*Sobre a tarefa*. Liste todas as empresas mencionadas no texto sobre a Intel que vem abaixo.
*** Texto de origem
Quando Lip‑Bu Tan assumiu a Intel em março de 2025, a fabricante enfrentava perda de espaço para rivais como Nvidia, AMD e Qualcomm, enquanto a TSMC consolidava domínio na produção dos chips mais avançados. Na Computex, Tan apresentou as CPUs como a aposta para uma reviravolta, reforçando que a recuperação dependerá de execução e foco no cliente.
O ponto central da mudança é técnico e comercial: GPUs continuam dominando o treinamento de modelos, mas CPUs vêm ganhando importância na inferência — a etapa em que modelos treinados são colocados em uso, especialmente em agentes de IA que executam tarefas autônomas. Esse movimento atrai tanto clientes quanto concorrentes: a Nvidia também mostrou investimentos em CPUs e anunciou chips novos para PCs e data centers.
******
*** Material fornecido
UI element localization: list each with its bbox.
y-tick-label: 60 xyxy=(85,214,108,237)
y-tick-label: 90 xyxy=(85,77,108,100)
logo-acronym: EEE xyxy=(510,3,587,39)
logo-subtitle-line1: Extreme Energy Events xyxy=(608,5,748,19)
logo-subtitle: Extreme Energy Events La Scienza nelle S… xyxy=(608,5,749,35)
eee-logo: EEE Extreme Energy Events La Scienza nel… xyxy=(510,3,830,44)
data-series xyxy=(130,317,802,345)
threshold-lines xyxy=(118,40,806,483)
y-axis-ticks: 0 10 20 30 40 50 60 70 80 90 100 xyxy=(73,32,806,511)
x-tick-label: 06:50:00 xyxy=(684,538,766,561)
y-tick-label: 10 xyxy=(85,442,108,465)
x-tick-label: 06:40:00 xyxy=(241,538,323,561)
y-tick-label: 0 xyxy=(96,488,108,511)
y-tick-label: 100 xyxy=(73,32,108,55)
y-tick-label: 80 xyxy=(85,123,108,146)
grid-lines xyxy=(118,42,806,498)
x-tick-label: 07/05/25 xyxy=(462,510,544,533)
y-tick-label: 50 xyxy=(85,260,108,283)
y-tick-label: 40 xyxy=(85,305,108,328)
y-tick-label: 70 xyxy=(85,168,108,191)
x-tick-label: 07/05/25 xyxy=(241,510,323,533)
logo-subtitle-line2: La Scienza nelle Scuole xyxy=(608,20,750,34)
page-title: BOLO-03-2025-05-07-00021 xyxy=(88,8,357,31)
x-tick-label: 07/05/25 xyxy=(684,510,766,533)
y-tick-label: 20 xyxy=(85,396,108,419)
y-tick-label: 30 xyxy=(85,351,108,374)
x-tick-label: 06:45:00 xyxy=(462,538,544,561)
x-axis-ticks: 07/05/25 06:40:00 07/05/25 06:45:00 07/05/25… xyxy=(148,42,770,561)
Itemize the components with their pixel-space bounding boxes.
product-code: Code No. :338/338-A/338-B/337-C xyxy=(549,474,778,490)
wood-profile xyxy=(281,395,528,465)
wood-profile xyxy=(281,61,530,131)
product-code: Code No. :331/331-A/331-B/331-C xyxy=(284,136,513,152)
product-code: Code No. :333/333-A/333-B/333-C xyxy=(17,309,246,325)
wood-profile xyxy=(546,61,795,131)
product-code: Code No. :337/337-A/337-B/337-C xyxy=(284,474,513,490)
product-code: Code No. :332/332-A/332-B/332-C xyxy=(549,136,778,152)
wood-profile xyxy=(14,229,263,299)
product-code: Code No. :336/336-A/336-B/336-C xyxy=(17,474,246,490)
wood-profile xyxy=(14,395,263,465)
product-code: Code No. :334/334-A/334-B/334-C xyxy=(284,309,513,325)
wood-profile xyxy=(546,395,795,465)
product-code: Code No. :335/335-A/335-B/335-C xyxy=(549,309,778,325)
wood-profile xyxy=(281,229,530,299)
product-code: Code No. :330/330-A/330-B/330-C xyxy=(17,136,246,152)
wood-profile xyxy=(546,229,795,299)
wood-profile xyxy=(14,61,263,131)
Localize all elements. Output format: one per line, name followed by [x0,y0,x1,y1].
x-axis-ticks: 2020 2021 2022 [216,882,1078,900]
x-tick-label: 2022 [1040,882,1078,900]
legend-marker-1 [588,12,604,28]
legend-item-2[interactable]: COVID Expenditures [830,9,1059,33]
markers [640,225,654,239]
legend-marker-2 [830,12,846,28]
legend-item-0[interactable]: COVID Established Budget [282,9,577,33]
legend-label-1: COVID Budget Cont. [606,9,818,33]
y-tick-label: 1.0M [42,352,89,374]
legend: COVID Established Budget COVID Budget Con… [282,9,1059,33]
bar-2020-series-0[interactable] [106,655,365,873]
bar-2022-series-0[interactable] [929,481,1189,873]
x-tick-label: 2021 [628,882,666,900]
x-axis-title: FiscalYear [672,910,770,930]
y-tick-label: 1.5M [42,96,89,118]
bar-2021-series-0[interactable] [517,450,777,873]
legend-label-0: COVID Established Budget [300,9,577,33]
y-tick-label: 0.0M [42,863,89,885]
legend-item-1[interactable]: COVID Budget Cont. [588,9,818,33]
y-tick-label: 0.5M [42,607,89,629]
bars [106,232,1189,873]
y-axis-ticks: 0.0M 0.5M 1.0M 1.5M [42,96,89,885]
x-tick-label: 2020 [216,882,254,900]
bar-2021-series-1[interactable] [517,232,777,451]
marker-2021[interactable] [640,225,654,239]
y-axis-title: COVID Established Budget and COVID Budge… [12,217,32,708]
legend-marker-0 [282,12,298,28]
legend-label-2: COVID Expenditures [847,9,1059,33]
******
*Resposta escrita*. Intel, Nvidia, AMD, Qualcomm, TSMC